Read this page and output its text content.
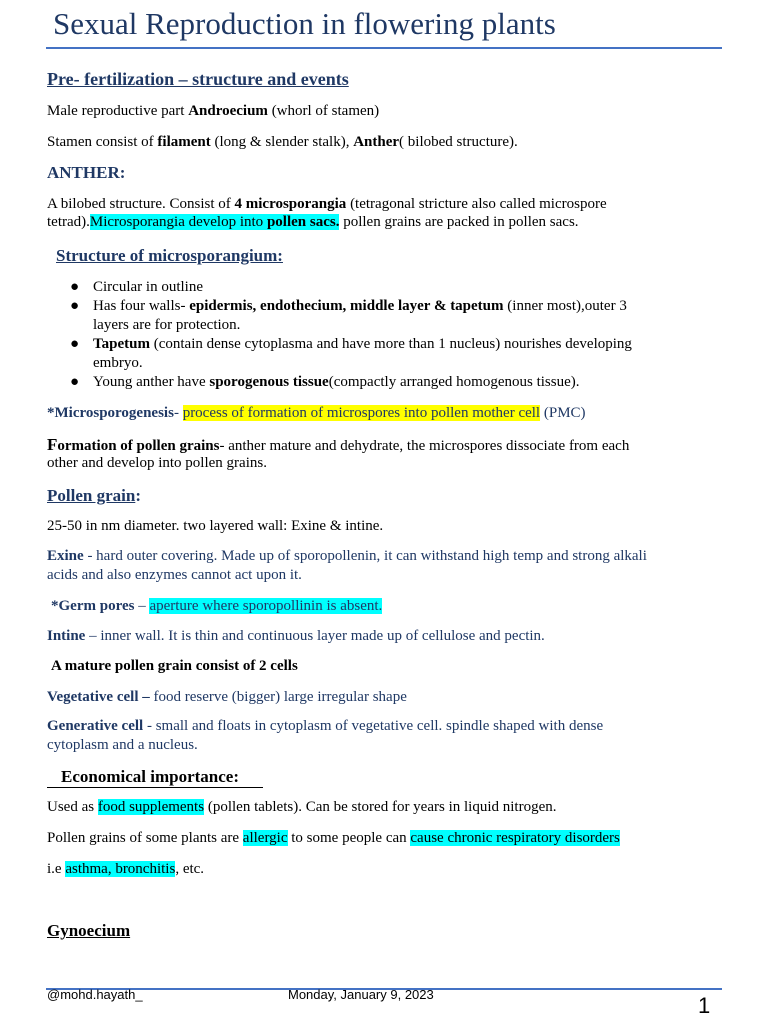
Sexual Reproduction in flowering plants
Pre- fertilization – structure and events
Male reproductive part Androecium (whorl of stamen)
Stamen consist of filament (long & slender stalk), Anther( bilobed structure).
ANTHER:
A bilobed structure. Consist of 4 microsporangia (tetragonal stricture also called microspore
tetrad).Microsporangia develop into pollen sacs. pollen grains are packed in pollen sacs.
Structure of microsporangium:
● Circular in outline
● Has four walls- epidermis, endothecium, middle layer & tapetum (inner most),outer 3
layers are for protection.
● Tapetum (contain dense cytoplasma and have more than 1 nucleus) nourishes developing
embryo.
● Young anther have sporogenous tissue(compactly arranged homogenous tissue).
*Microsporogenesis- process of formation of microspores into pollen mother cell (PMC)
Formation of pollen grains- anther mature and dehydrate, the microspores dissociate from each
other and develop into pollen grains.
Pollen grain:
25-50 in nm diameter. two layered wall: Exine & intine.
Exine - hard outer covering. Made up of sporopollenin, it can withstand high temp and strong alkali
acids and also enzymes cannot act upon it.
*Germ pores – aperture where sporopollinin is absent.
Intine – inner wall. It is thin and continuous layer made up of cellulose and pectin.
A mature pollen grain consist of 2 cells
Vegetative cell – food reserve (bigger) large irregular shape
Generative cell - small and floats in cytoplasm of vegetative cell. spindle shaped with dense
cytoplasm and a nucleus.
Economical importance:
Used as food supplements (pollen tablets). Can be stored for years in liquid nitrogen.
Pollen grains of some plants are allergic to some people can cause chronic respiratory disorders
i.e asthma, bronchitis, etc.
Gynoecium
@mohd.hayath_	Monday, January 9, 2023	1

...

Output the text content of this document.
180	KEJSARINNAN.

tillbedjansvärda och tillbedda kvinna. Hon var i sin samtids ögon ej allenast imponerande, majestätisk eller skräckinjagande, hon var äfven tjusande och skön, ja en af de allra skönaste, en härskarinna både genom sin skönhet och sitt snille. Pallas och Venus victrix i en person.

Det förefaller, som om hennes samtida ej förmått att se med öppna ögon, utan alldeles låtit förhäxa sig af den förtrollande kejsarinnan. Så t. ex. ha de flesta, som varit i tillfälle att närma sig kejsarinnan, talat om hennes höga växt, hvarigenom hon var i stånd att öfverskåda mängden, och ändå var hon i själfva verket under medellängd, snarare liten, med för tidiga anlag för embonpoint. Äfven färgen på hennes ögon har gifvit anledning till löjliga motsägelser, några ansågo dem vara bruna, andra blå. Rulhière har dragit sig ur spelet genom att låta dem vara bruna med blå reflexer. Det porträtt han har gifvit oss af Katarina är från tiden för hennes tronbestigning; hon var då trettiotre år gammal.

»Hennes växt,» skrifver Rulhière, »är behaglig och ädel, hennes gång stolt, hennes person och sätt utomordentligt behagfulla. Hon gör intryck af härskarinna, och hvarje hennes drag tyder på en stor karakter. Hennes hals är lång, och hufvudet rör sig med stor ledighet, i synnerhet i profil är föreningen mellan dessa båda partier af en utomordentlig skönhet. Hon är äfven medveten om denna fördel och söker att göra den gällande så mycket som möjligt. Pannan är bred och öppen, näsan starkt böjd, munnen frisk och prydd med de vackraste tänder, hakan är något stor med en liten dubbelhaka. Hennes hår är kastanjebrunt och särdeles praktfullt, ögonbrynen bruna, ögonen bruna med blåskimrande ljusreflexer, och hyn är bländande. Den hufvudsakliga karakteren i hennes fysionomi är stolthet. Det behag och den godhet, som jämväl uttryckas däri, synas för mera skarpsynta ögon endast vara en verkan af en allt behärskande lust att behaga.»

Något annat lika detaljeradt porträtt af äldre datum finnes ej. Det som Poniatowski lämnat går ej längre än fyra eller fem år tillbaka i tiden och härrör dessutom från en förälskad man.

• _YOUR GOAL_:
In the listing above, which lines include the string "inner"? Return every one of them.

• _RESPONSE_:
● Has four walls- epidermis, endothecium, middle layer & tapetum (inner most),outer 3
Intine – inner wall. It is thin and continuous layer made up of cellulose and pectin.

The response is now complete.